• _LAVORO RICHIESTO_:
A. Rispondi in base all'articolo sui figli:
(i) In quale anno Adriano Celentano incise la canzone sulla figlia Rosita?
(ii) Chi tra Toto Cutugno e Cristiano Minellono si occupava del testo?
(iii) Quanti anni ha Rosita secondo il testo della canzone riportato?
B. Ricopia dall'articolo sui figli tutto il passo che va dalle parole "Quando sono piccoli" giù fino alle parole "non è facile.", estremi inclusi.

• _ESTRATTO DELLA PAGINA_:
------------------------

I figli so' piezz' 'e core

Come matura nel tempo il rapporto con i genitori, senza cambiare

    di Amedeo Forastiere

Sui figli è stato detto di tutto e di più. Sono state scritte poesie, canzoni, girati film e commedie. Sono e saranno sempre l’unica ragione di vita. Perfino quando danno preoccupazioni, sono disubbidienti, si allontanano senza nemmeno dire "ciao", noi genitori soffriamo, ma non lo dimostriamo. Parlare dei propri figli non è facile, sono tutti belli e bravi, Il vecchio detto dice: ogni scarafone, è bello a mamma soja.

Quando sono piccoli e muovono i primi passi con la paura di cadere, noi siamo sempre lì, pronti a sorreggerli, a incoraggiarli: dai, forza che ce la fai. Poi riescono a camminare da soli con sicurezza e noi diventiamo soddisfatti e orgogliosi, capiamo che stanno diventando grandi, anche se la sera continuano a cercare protezione addormentandosi tra la braccia di mamma o di papà.

Con il passaggio all’adolescenza si cambia molto. I primi peletti sulla guancia, maggiore cura allo specchio per far colpo su qualche ragazzina. I padri sono orgogliosi, il figlio promette bene, e rivedono come in una moviola l’adolescenza passata. Più difficile con le figlie: accettare che stia diventando donna non è facile.

Nel 1980 Adriano Celentano incise una canzone che parlava della figlia Rosita che cresceva. Pare, da alcune indiscrezioni, che Celentano fosse nella sua casa con Toto Cutugno e Cristiano Minellono, autori di molti suoi successi, il primo per la musica e il secondo per il testo. Stavano decidendo i brani per il nuovo album. Celentano fu distratto dalla figlia che girava per casa con passo da donna. Ne parlò con Cutugno e Minellono.

La mia Rosita sta crescendo, con la sua Barbie è da un po’ che non gioca più e il suo passo è da donna ormai. Al telefono parla sempre a voce bassa quante cose in quel filo fiato e vorrei domandarle chi è, ma lo so che ha vergogna di me. Sempre allo specchio con il trucco. Mi è strano ma è proprio lei, quattordici anni e un po’ di più, le calze a rete han preso già il posto dei calzettoni. Tra poco la sera uscirà, quelle sere non dormirò mai.

------------------------

• _Record di annotazione delle regioni_:

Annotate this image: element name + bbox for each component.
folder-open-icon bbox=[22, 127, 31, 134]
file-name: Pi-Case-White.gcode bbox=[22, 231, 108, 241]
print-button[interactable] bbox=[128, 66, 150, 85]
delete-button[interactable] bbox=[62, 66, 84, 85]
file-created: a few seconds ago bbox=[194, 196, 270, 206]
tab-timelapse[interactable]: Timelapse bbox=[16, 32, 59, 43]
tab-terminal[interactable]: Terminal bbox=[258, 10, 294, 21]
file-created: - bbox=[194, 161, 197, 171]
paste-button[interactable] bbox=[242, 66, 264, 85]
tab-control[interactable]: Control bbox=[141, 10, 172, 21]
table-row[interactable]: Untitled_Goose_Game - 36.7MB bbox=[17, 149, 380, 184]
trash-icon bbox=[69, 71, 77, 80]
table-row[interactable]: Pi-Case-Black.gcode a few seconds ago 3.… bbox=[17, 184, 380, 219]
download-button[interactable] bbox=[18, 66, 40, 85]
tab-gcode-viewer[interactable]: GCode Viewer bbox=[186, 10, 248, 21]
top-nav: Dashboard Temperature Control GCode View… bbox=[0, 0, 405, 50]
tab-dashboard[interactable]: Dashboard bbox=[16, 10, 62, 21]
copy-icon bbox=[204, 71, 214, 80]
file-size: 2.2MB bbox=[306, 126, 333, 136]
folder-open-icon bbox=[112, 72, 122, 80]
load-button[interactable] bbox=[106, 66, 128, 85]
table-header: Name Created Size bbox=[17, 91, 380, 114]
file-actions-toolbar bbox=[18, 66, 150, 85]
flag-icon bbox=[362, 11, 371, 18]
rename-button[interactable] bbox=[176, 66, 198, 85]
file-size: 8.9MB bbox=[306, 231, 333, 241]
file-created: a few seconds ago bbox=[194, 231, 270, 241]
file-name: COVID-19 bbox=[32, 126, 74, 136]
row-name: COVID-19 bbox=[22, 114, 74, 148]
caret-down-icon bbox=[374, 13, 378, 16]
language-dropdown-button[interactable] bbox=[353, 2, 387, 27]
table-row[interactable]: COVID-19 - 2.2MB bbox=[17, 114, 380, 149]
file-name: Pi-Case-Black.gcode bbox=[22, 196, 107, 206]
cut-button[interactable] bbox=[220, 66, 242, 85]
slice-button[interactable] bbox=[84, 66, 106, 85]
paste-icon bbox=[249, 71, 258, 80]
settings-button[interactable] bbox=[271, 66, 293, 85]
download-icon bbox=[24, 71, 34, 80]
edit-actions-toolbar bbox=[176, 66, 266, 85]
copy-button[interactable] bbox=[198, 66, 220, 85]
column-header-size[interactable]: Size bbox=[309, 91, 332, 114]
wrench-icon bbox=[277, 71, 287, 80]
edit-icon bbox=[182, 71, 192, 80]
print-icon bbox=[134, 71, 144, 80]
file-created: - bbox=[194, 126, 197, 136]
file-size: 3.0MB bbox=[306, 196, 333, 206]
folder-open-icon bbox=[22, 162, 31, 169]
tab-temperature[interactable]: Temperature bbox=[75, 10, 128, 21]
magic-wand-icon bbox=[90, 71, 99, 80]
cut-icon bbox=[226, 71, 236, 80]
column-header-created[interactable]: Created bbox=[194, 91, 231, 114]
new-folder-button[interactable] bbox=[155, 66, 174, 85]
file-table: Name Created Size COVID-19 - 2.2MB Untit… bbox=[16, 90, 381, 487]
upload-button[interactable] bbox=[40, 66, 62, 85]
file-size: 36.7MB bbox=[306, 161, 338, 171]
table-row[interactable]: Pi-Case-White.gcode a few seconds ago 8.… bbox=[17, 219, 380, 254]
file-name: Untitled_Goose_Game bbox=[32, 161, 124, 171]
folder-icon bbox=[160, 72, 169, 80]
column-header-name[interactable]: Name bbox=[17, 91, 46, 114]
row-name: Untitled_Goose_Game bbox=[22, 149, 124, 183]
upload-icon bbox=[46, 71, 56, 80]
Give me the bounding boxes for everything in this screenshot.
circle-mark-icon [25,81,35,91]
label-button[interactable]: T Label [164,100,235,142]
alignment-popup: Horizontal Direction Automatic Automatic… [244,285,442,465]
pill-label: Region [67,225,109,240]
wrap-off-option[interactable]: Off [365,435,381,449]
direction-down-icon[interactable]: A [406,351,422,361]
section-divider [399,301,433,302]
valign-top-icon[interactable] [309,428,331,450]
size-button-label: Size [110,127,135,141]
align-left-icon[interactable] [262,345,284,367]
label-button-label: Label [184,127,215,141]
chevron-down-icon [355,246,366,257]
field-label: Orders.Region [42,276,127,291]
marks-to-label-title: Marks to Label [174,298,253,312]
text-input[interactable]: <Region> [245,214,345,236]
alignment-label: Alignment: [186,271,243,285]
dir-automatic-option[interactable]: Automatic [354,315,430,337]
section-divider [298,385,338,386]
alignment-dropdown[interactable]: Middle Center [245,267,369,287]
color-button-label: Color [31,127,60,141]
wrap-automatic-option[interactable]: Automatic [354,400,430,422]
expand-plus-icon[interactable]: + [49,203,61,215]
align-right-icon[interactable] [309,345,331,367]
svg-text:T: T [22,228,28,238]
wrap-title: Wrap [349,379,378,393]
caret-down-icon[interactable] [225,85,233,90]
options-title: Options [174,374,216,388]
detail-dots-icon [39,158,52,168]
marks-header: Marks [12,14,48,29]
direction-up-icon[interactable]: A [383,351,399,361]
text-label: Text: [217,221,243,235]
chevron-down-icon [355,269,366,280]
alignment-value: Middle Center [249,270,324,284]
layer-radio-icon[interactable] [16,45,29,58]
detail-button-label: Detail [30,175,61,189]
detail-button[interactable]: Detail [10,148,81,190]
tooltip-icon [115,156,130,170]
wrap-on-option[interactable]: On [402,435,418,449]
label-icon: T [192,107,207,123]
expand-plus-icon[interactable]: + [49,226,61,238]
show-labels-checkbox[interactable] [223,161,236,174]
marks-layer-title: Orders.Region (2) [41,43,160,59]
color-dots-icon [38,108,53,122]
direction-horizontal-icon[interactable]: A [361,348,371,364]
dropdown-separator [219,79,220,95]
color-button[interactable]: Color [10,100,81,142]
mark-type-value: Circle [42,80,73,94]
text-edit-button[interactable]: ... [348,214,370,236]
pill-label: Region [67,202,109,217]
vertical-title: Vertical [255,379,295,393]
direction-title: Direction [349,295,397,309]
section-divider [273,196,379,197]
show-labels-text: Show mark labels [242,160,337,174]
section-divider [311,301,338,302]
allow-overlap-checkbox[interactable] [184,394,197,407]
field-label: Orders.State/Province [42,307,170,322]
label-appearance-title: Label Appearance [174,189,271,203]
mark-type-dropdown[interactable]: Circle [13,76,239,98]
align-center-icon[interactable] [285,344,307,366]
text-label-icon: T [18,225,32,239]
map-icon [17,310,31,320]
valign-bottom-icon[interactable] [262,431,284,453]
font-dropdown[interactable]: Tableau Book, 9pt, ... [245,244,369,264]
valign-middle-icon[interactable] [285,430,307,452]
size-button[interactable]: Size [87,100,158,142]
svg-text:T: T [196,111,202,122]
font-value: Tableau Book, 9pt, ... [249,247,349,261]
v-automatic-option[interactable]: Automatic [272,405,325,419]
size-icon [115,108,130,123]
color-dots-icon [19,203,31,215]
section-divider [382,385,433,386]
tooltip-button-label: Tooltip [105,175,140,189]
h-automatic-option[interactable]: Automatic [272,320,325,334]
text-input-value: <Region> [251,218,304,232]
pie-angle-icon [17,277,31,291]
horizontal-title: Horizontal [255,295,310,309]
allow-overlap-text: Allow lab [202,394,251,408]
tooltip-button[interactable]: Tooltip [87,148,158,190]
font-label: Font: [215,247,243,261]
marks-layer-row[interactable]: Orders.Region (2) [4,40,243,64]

------------------------

• _SERIE DI RISPOSTE_:
A.
(i) Nel 1980.
(ii) Cristiano Minellono.
(iii) Quattordici anni e un po' di più.

B.
Quando sono piccoli e muovono i primi passi con la paura di cadere, noi siamo sempre lì, pronti a sorreggerli, a incoraggiarli: dai, forza che ce la fai. Poi riescono a camminare da soli con sicurezza e noi diventiamo soddisfatti e orgogliosi, capiamo che stanno diventando grandi, anche se la sera continuano a cercare protezione addormentandosi tra la braccia di mamma o di papà.

Con il passaggio all’adolescenza si cambia molto. I primi peletti sulla guancia, maggiore cura allo specchio per far colpo su qualche ragazzina. I padri sono orgogliosi, il figlio promette bene, e rivedono come in una moviola l’adolescenza passata. Più difficile con le figlie: accettare che stia diventando donna non è facile.